Print out the material that follows word for word.

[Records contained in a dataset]
====

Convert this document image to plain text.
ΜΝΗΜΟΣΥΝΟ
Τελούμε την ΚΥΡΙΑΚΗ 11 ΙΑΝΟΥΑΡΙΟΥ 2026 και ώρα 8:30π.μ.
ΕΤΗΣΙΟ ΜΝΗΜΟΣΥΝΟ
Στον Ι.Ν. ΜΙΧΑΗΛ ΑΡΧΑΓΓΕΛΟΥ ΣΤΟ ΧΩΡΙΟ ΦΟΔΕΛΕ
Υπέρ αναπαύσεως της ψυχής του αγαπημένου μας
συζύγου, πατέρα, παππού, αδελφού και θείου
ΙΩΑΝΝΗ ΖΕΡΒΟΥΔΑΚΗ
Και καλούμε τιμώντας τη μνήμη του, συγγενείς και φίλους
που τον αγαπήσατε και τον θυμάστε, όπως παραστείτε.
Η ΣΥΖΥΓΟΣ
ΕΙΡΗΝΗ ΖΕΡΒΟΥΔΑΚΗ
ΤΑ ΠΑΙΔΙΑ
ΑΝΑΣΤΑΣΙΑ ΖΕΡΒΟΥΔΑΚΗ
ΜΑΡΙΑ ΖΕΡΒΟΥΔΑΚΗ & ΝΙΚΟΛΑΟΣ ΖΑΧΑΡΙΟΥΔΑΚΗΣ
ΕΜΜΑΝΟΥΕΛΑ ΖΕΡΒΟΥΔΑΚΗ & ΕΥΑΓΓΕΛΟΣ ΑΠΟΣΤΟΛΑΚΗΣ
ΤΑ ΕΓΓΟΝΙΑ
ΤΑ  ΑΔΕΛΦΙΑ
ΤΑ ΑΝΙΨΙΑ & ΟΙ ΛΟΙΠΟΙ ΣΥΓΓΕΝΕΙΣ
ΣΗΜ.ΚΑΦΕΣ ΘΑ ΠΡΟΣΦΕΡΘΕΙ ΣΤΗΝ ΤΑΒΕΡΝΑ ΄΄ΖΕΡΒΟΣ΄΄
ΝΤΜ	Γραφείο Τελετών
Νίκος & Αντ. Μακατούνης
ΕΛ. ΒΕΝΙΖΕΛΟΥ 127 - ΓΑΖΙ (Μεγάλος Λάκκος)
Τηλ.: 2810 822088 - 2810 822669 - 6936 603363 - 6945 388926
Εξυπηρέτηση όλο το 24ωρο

====

* _SOLUTION TO THIS TASK_:
Convert this document image to plain text.
ΜΝΗΜΟΣΥΝΟ
Τελούμε την ΚΥΡΙΑΚΗ 11 ΙΑΝΟΥΑΡΙΟΥ 2026 και ώρα 8:30π.μ.
ΕΤΗΣΙΟ ΜΝΗΜΟΣΥΝΟ
Στον Ι.Ν. ΜΙΧΑΗΛ ΑΡΧΑΓΓΕΛΟΥ ΣΤΟ ΧΩΡΙΟ ΦΟΔΕΛΕ
Υπέρ αναπαύσεως της ψυχής του αγαπημένου μας
συζύγου, πατέρα, παππού, αδελφού και θείου
ΙΩΑΝΝΗ ΖΕΡΒΟΥΔΑΚΗ
Και καλούμε τιμώντας τη μνήμη του, συγγενείς και φίλους
που τον αγαπήσατε και τον θυμάστε, όπως παραστείτε.
Η ΣΥΖΥΓΟΣ
ΕΙΡΗΝΗ ΖΕΡΒΟΥΔΑΚΗ
ΤΑ ΠΑΙΔΙΑ
ΑΝΑΣΤΑΣΙΑ ΖΕΡΒΟΥΔΑΚΗ
ΜΑΡΙΑ ΖΕΡΒΟΥΔΑΚΗ & ΝΙΚΟΛΑΟΣ ΖΑΧΑΡΙΟΥΔΑΚΗΣ
ΕΜΜΑΝΟΥΕΛΑ ΖΕΡΒΟΥΔΑΚΗ & ΕΥΑΓΓΕΛΟΣ ΑΠΟΣΤΟΛΑΚΗΣ
ΤΑ ΕΓΓΟΝΙΑ
ΤΑ  ΑΔΕΛΦΙΑ
ΤΑ ΑΝΙΨΙΑ & ΟΙ ΛΟΙΠΟΙ ΣΥΓΓΕΝΕΙΣ
ΣΗΜ.ΚΑΦΕΣ ΘΑ ΠΡΟΣΦΕΡΘΕΙ ΣΤΗΝ ΤΑΒΕΡΝΑ ΄΄ΖΕΡΒΟΣ΄΄
ΝΤΜ	Γραφείο Τελετών
Νίκος & Αντ. Μακατούνης
ΕΛ. ΒΕΝΙΖΕΛΟΥ 127 - ΓΑΖΙ (Μεγάλος Λάκκος)
Τηλ.: 2810 822088 - 2810 822669 - 6936 603363 - 6945 388926
Εξυπηρέτηση όλο το 24ωρο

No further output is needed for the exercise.